What is being asked: Can you copy out the data exactly? Leave the images out.

* * * *

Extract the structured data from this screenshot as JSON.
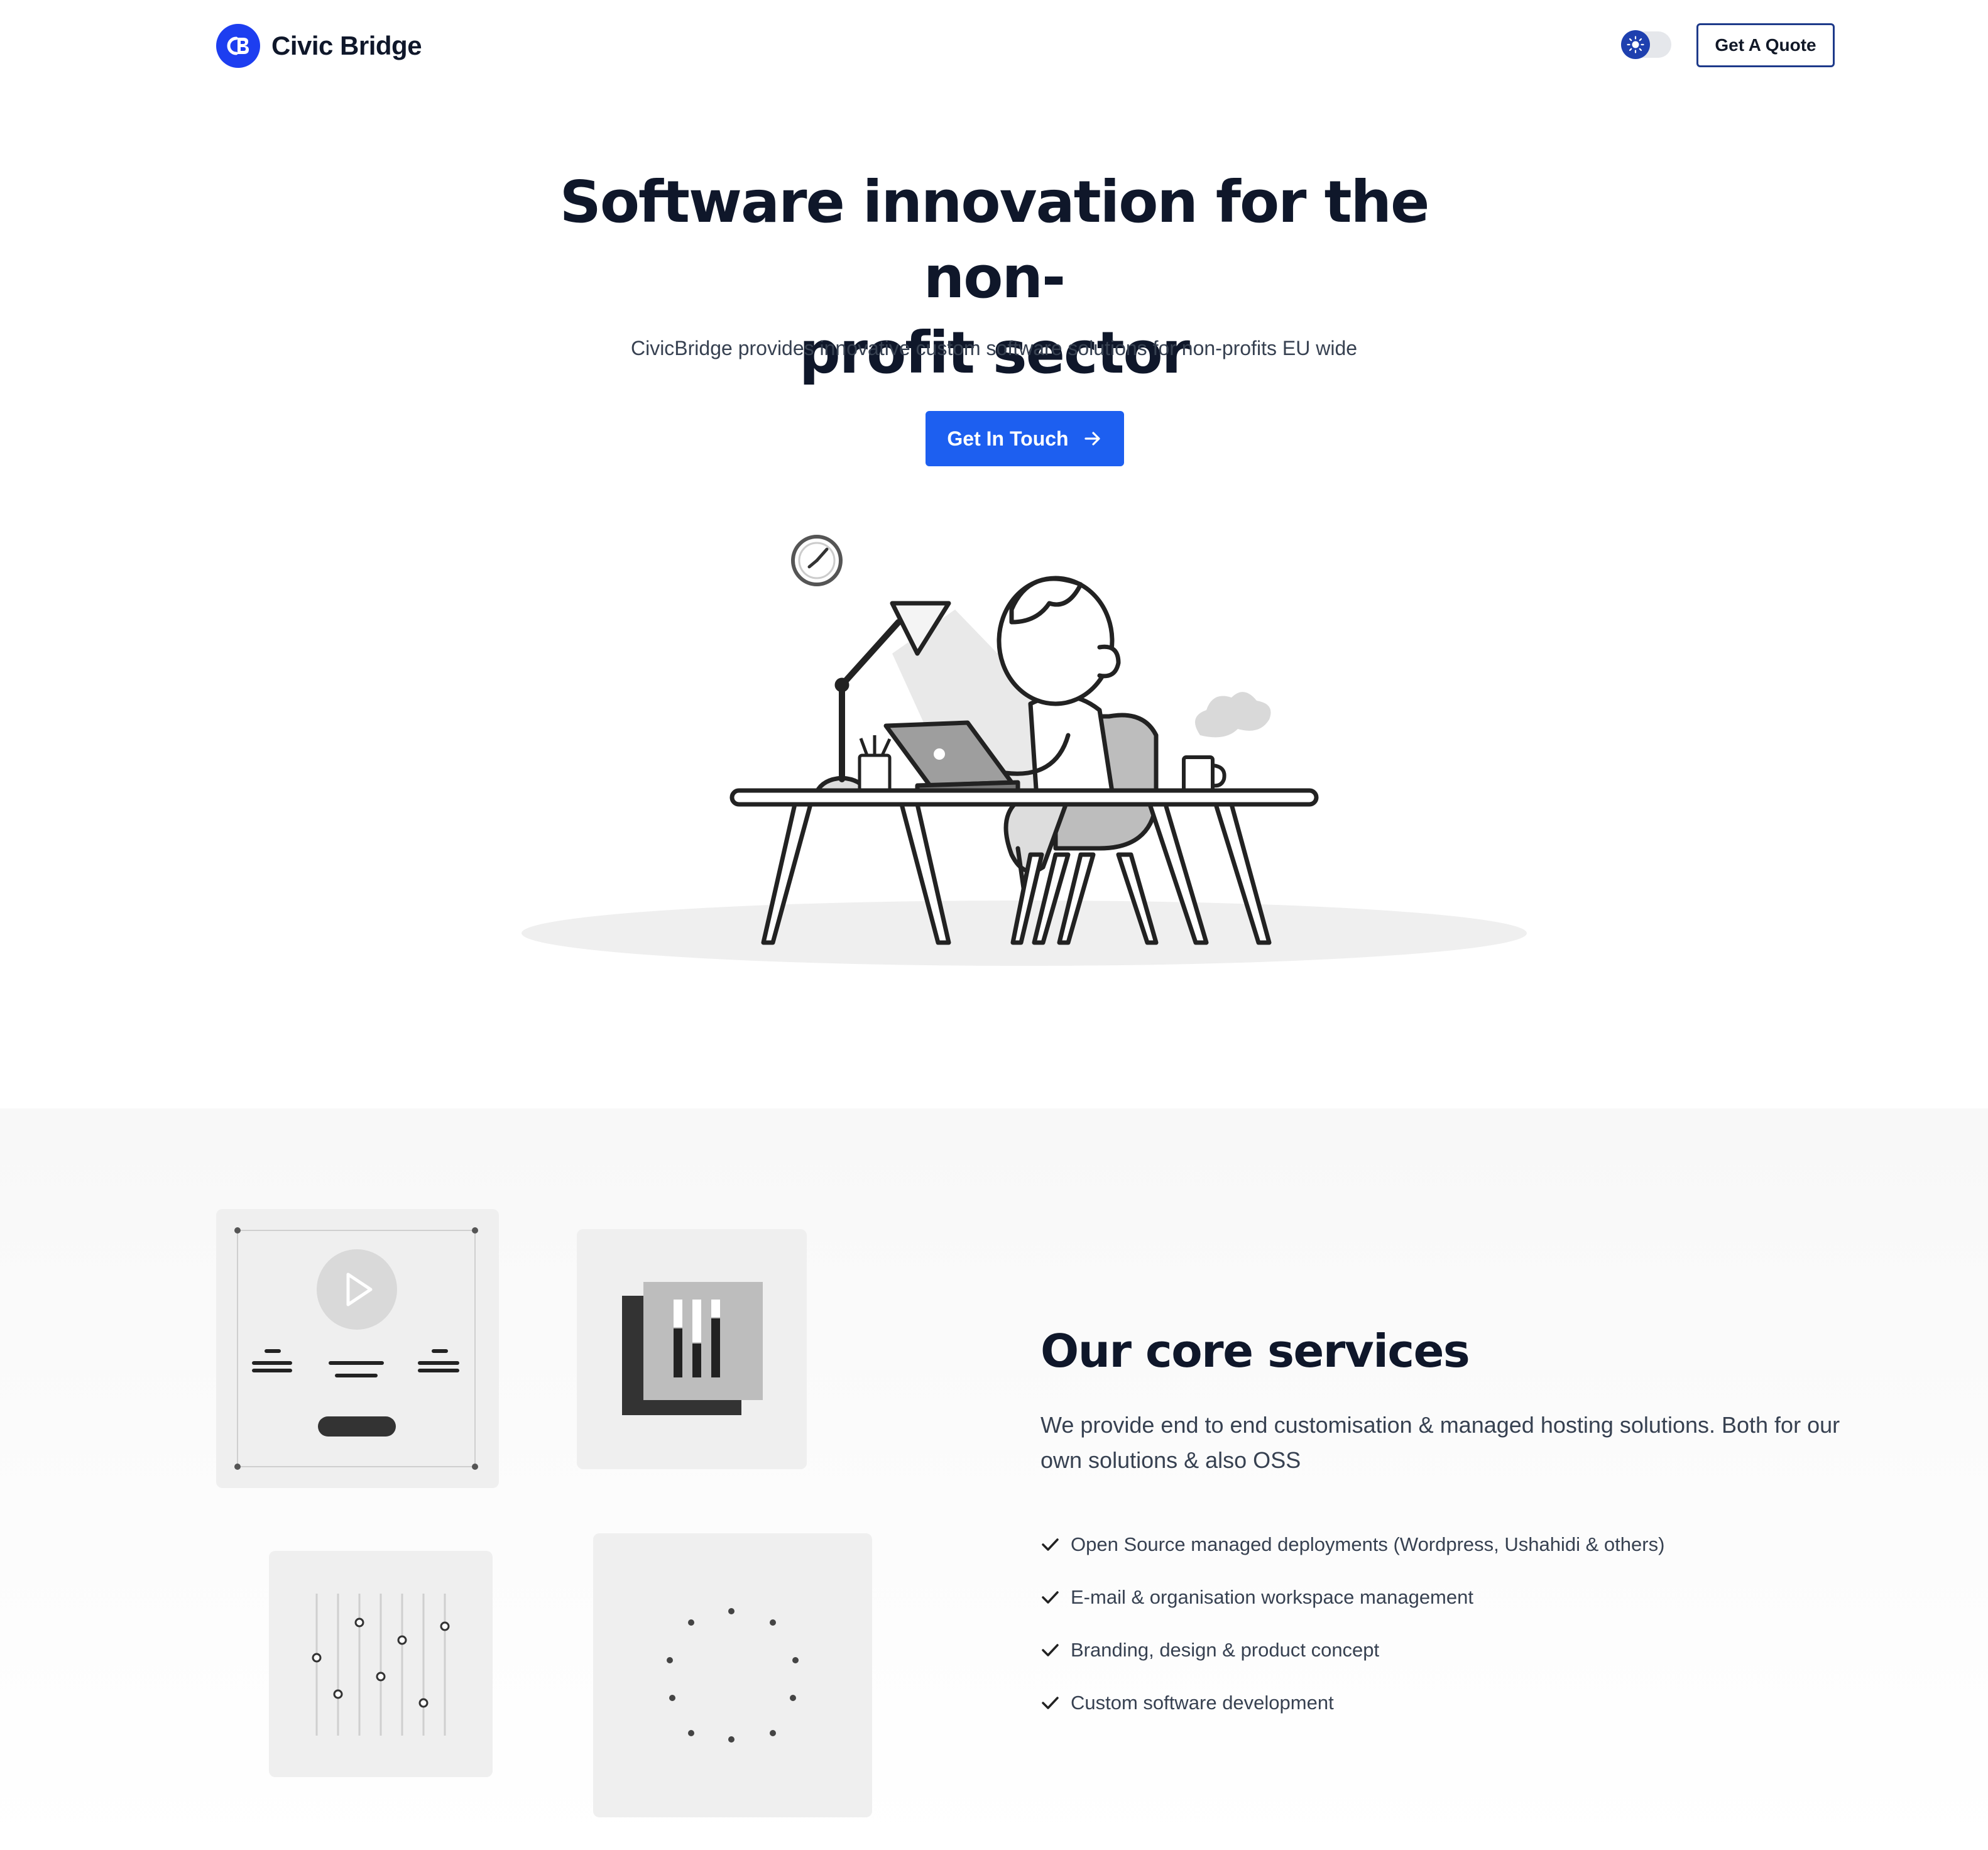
{
  "header": {
    "logo_text": "Civic Bridge",
    "logo_mark_text": "CB",
    "quote_button": "Get A Quote"
  },
  "hero": {
    "title_line1": "Software innovation for the non-",
    "title_line2": "profit sector",
    "subtitle": "CivicBridge provides innovative custom software solutions for non-profits EU wide",
    "cta_label": "Get In Touch"
  },
  "services": {
    "title": "Our core services",
    "description": "We provide end to end customisation & managed hosting solutions. Both for our own solutions & also OSS",
    "items": [
      {
        "label": "Open Source managed deployments (Wordpress, Ushahidi & others)"
      },
      {
        "label": "E-mail & organisation workspace management"
      },
      {
        "label": "Branding, design & product concept"
      },
      {
        "label": "Custom software development"
      }
    ]
  },
  "colors": {
    "brand": "#1d3ef0",
    "cta": "#1d5ff0",
    "heading": "#0f172a",
    "body": "#374151"
  }
}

* * * *

Reply:
Extract the structured data from this screenshot as JSON.
{
  "header": {
    "logo_text": "Civic Bridge",
    "logo_mark_text": "CB",
    "quote_button": "Get A Quote"
  },
  "hero": {
    "title_line1": "Software innovation for the non-",
    "title_line2": "profit sector",
    "subtitle": "CivicBridge provides innovative custom software solutions for non-profits EU wide",
    "cta_label": "Get In Touch"
  },
  "services": {
    "title": "Our core services",
    "description": "We provide end to end customisation & managed hosting solutions. Both for our own solutions & also OSS",
    "items": [
      {
        "label": "Open Source managed deployments (Wordpress, Ushahidi & others)"
      },
      {
        "label": "E-mail & organisation workspace management"
      },
      {
        "label": "Branding, design & product concept"
      },
      {
        "label": "Custom software development"
      }
    ]
  },
  "colors": {
    "brand": "#1d3ef0",
    "cta": "#1d5ff0",
    "heading": "#0f172a",
    "body": "#374151"
  }
}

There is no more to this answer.